▶ REQUIREMENTS: Print the entries below word for word; the pictures stay out of your copy.

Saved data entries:
+ + + +
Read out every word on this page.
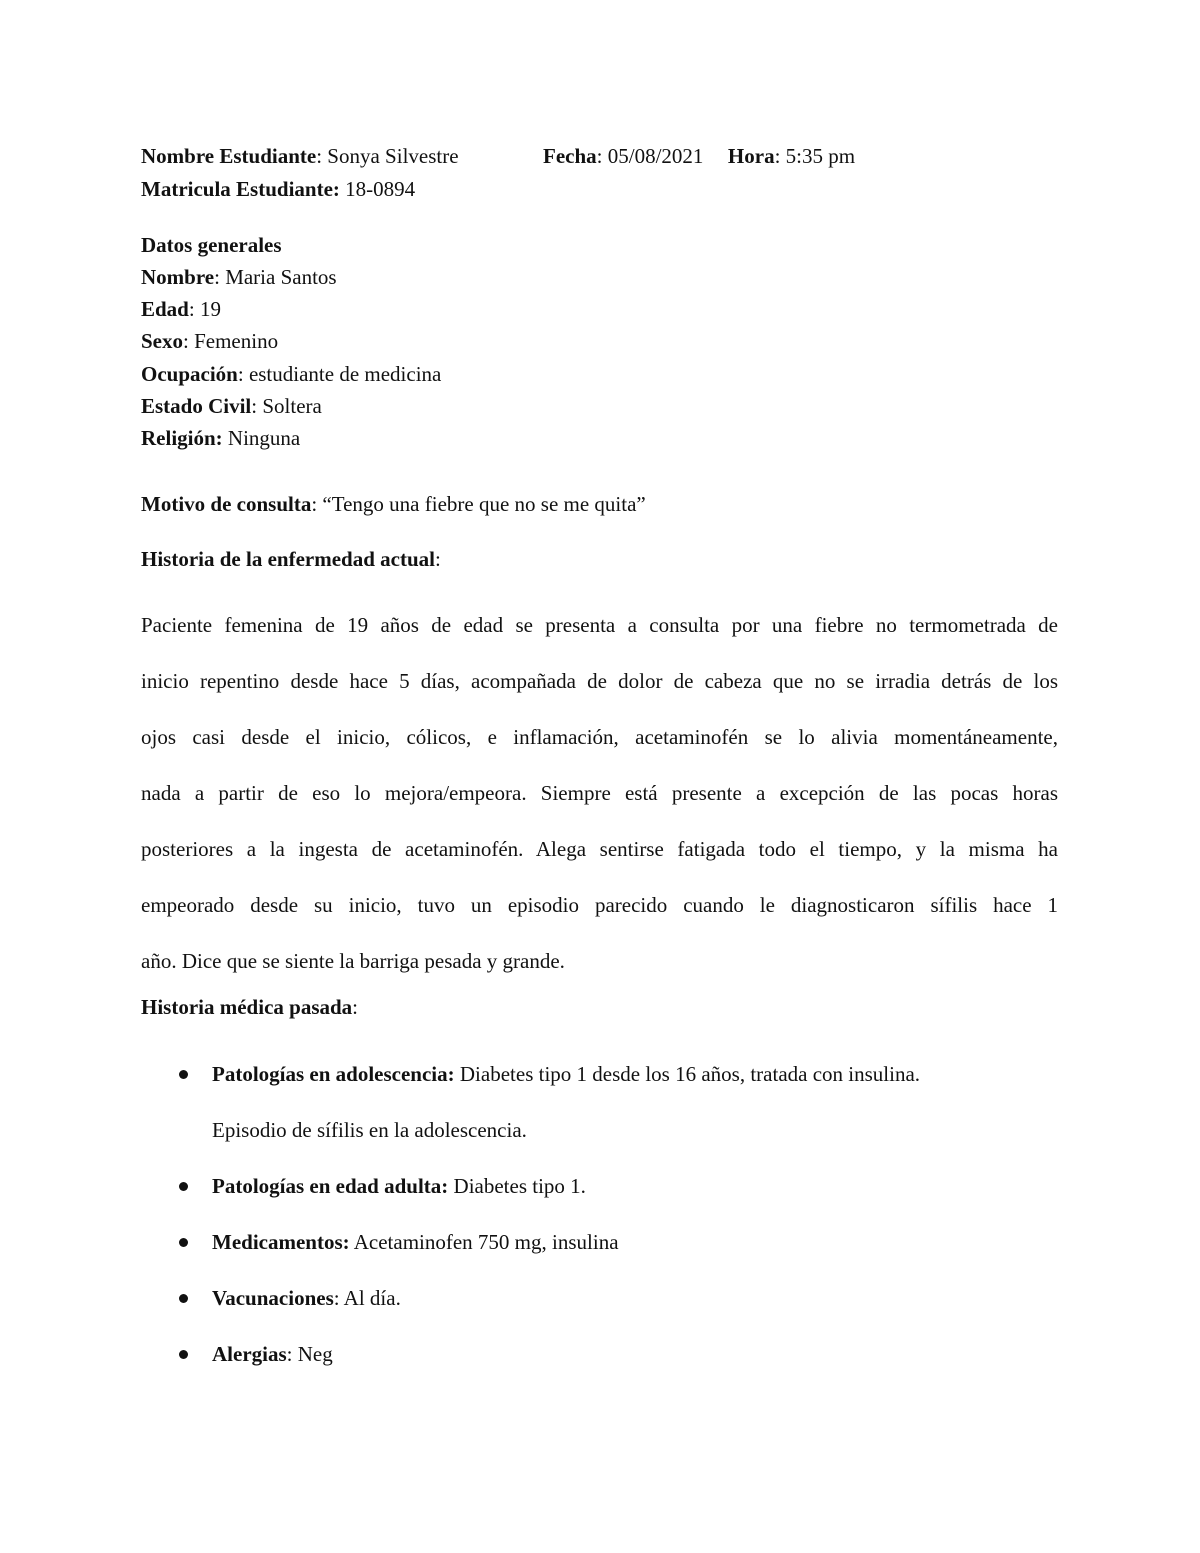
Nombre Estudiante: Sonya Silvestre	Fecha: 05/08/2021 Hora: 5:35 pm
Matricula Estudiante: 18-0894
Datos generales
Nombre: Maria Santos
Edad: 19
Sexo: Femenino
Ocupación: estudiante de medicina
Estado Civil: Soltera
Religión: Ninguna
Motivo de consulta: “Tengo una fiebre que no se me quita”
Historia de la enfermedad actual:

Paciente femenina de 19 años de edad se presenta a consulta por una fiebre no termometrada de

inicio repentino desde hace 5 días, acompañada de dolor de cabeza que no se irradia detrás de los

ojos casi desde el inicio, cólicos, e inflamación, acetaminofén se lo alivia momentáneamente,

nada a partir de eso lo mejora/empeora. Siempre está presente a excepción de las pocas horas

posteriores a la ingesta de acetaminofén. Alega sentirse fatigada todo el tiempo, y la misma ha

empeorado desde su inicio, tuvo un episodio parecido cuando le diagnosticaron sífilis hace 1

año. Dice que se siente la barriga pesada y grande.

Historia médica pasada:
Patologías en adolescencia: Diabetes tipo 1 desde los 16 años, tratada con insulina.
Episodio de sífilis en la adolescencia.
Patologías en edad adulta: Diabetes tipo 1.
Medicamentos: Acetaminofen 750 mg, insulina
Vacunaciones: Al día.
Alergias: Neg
+ + + +
▶ EXERCISE ANSWER:
Read out every word on this page.
Nombre Estudiante: Sonya Silvestre	Fecha: 05/08/2021 Hora: 5:35 pm
Matricula Estudiante: 18-0894
Datos generales
Nombre: Maria Santos
Edad: 19
Sexo: Femenino
Ocupación: estudiante de medicina
Estado Civil: Soltera
Religión: Ninguna
Motivo de consulta: “Tengo una fiebre que no se me quita”
Historia de la enfermedad actual:

Paciente femenina de 19 años de edad se presenta a consulta por una fiebre no termometrada de

inicio repentino desde hace 5 días, acompañada de dolor de cabeza que no se irradia detrás de los

ojos casi desde el inicio, cólicos, e inflamación, acetaminofén se lo alivia momentáneamente,

nada a partir de eso lo mejora/empeora. Siempre está presente a excepción de las pocas horas

posteriores a la ingesta de acetaminofén. Alega sentirse fatigada todo el tiempo, y la misma ha

empeorado desde su inicio, tuvo un episodio parecido cuando le diagnosticaron sífilis hace 1

año. Dice que se siente la barriga pesada y grande.

Historia médica pasada:
Patologías en adolescencia: Diabetes tipo 1 desde los 16 años, tratada con insulina.
Episodio de sífilis en la adolescencia.
Patologías en edad adulta: Diabetes tipo 1.
Medicamentos: Acetaminofen 750 mg, insulina
Vacunaciones: Al día.
Alergias: Neg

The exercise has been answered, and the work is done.